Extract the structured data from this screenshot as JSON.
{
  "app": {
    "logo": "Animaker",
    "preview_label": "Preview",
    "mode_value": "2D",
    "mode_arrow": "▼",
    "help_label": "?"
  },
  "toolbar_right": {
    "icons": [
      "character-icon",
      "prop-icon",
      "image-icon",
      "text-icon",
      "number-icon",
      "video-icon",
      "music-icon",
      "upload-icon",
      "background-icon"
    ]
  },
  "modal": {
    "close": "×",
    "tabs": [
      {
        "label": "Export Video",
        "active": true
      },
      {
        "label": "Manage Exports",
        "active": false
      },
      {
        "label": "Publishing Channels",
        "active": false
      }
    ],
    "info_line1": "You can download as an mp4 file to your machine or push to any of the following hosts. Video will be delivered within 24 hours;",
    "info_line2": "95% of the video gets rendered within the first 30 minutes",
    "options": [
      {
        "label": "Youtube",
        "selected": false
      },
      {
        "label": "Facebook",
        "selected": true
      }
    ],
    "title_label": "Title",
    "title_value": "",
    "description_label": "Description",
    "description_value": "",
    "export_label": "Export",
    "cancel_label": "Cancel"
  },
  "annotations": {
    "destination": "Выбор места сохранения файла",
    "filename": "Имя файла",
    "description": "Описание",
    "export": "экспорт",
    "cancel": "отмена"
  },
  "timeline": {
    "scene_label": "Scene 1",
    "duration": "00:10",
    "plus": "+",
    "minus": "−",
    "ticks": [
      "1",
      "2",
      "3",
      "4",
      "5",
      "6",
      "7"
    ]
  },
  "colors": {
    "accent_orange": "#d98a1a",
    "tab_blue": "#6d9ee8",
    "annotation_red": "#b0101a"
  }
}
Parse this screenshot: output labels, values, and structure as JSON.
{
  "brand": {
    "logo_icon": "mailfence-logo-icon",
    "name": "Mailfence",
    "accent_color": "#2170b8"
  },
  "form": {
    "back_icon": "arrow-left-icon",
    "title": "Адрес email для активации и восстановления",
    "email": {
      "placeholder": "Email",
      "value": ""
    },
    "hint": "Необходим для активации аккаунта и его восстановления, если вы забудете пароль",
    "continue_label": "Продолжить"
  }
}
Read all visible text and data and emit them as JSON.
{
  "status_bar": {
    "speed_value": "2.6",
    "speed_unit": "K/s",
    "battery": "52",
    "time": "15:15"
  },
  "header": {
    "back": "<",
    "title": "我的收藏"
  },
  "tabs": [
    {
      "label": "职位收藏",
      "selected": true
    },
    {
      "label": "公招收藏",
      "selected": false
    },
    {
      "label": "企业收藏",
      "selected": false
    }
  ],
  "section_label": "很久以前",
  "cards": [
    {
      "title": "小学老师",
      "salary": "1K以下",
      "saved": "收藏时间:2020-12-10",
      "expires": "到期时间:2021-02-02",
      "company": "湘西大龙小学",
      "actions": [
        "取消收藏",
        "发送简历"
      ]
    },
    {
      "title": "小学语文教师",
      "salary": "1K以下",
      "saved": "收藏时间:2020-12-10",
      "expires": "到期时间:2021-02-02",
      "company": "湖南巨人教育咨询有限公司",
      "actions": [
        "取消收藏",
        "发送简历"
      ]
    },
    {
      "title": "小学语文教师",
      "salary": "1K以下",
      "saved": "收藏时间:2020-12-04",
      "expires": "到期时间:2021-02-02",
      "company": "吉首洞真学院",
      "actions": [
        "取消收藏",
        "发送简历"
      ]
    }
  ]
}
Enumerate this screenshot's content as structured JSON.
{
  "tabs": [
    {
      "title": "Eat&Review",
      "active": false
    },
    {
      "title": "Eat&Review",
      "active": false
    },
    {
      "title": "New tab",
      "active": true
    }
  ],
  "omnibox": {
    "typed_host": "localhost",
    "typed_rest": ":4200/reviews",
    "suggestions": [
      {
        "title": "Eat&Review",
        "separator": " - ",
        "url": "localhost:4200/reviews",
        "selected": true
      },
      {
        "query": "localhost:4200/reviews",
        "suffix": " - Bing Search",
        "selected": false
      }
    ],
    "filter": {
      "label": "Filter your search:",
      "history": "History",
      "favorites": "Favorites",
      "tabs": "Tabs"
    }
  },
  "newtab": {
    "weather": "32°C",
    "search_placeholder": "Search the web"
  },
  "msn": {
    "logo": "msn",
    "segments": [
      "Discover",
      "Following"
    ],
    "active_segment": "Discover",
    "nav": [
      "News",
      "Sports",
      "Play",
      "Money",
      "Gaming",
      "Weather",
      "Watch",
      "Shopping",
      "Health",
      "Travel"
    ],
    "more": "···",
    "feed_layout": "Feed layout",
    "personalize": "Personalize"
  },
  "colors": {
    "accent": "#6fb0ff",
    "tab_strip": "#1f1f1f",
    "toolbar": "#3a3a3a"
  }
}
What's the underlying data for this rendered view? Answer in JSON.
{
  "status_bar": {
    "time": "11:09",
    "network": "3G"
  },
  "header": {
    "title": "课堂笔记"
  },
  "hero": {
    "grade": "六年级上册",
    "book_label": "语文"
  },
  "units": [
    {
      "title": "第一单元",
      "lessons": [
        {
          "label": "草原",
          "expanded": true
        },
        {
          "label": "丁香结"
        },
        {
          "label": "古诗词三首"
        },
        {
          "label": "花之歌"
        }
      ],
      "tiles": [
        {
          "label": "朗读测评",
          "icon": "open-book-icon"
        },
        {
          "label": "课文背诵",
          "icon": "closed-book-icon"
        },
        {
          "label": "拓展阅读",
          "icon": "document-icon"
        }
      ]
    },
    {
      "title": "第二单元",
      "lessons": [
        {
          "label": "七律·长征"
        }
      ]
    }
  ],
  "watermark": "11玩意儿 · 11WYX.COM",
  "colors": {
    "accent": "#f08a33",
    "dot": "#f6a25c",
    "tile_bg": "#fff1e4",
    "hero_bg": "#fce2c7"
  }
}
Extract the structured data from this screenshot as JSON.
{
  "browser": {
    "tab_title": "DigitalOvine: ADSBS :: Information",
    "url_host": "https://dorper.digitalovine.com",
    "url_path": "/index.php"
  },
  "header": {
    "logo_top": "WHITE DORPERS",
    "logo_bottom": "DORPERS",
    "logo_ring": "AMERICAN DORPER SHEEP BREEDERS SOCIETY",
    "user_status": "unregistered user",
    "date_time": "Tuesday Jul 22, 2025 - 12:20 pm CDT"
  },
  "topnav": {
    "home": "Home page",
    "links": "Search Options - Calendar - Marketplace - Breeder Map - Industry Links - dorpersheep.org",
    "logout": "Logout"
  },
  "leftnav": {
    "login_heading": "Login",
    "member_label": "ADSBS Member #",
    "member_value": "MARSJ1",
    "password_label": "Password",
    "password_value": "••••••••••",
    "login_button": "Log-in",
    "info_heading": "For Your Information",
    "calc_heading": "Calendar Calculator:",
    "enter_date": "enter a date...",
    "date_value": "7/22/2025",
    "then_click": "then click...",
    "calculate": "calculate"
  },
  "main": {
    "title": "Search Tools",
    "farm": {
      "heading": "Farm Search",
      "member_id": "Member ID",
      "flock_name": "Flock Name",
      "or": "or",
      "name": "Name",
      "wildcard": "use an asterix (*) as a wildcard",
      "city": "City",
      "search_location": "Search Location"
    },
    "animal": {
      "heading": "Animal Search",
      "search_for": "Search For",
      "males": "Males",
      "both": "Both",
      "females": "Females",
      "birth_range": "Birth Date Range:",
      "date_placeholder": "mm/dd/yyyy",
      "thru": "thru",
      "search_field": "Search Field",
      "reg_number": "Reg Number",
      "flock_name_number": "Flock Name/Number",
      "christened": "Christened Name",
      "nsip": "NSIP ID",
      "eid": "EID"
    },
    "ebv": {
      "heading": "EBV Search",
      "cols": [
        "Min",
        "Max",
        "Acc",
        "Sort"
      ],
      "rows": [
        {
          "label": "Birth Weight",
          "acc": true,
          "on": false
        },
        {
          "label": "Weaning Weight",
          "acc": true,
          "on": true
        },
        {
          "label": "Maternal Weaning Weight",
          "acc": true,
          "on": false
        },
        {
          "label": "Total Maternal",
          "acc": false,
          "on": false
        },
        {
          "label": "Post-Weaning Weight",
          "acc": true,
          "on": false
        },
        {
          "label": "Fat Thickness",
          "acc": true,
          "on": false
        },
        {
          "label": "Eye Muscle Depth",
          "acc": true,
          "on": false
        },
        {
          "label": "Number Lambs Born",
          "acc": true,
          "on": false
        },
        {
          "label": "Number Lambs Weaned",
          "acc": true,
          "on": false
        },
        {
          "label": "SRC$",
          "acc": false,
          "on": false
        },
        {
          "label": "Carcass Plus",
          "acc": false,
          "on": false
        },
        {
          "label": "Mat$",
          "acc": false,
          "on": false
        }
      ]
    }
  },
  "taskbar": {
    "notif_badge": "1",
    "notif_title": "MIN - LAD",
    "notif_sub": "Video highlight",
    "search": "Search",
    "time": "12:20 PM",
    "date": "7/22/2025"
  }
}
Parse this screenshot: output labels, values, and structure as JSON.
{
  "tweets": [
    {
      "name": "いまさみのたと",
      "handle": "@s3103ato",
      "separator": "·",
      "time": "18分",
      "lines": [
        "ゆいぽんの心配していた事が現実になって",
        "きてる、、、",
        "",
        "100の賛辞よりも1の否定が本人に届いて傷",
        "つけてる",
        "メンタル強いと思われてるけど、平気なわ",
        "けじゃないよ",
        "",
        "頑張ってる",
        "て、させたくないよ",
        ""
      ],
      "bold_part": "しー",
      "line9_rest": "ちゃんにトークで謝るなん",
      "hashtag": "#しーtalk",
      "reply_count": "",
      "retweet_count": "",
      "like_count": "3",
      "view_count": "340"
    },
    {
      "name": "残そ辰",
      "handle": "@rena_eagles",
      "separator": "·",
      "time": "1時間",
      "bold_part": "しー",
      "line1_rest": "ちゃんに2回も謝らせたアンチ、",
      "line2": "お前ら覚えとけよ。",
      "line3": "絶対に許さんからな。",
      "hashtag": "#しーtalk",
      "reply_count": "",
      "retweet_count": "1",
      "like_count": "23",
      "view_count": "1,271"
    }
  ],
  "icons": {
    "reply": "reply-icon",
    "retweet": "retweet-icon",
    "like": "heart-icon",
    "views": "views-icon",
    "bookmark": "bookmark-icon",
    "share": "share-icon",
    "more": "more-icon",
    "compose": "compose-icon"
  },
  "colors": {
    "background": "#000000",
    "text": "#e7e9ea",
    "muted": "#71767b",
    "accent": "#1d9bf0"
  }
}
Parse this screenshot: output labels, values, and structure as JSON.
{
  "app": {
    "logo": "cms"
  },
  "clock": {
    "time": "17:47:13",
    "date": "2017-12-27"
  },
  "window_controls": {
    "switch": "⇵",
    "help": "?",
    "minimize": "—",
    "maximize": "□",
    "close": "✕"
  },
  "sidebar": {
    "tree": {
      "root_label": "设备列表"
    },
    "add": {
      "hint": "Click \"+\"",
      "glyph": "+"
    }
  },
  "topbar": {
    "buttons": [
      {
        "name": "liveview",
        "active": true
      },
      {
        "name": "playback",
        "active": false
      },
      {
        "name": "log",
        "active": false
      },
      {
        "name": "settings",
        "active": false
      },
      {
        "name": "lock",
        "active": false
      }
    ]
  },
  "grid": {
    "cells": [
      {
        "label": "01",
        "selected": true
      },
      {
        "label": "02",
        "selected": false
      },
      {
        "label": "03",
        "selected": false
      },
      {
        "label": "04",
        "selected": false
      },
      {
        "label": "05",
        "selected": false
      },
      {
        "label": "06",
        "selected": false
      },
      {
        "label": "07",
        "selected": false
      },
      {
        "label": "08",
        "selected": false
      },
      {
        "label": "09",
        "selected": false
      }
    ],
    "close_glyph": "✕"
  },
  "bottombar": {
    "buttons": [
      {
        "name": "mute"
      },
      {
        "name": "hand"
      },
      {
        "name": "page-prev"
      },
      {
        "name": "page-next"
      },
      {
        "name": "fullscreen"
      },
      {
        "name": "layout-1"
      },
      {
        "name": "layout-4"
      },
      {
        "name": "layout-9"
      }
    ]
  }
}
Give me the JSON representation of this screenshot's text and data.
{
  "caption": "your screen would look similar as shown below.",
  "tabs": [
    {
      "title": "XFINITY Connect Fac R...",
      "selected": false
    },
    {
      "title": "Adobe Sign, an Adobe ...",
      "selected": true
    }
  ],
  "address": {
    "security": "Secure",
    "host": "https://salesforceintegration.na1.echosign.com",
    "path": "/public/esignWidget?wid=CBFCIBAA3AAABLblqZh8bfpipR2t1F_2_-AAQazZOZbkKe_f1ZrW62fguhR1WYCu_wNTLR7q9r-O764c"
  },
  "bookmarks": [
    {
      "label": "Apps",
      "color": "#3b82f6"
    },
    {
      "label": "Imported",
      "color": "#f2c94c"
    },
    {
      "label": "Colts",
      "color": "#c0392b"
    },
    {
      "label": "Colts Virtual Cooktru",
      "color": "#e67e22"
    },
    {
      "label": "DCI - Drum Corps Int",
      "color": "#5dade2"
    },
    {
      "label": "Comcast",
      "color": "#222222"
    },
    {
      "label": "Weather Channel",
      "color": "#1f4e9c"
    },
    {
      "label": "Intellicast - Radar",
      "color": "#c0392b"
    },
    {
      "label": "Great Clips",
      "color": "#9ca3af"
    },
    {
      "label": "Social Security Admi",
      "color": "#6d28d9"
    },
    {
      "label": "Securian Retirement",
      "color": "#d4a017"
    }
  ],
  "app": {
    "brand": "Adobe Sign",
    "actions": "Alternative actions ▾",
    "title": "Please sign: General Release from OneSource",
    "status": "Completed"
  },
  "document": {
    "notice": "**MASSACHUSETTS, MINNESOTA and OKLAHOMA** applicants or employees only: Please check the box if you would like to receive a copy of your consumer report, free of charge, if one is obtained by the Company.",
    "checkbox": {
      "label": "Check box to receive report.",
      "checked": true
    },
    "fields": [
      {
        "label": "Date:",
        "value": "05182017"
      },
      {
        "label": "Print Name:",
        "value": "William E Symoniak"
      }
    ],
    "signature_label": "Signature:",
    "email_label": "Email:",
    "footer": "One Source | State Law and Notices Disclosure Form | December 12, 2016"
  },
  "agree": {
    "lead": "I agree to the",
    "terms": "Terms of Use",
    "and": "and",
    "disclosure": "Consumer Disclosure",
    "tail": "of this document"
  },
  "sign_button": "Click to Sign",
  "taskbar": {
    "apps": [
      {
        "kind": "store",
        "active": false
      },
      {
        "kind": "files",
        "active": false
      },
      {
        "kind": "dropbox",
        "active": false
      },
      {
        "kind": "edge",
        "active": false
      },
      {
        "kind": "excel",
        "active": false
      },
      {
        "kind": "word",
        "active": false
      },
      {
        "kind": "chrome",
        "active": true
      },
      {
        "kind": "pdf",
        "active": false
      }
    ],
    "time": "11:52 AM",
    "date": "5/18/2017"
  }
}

=====

> [WRITTEN EXERCISE]
Filter the records above for "data" and copy every matching line.

> [EXERCISE RESULT]
Extract the structured data from this screenshot as JSON.
Read all visible text and data and emit them as JSON.
What's the underlying data for this rendered view? Answer in JSON.
Extract the structured data from this screenshot as JSON.
Give me the JSON representation of this screenshot's text and data.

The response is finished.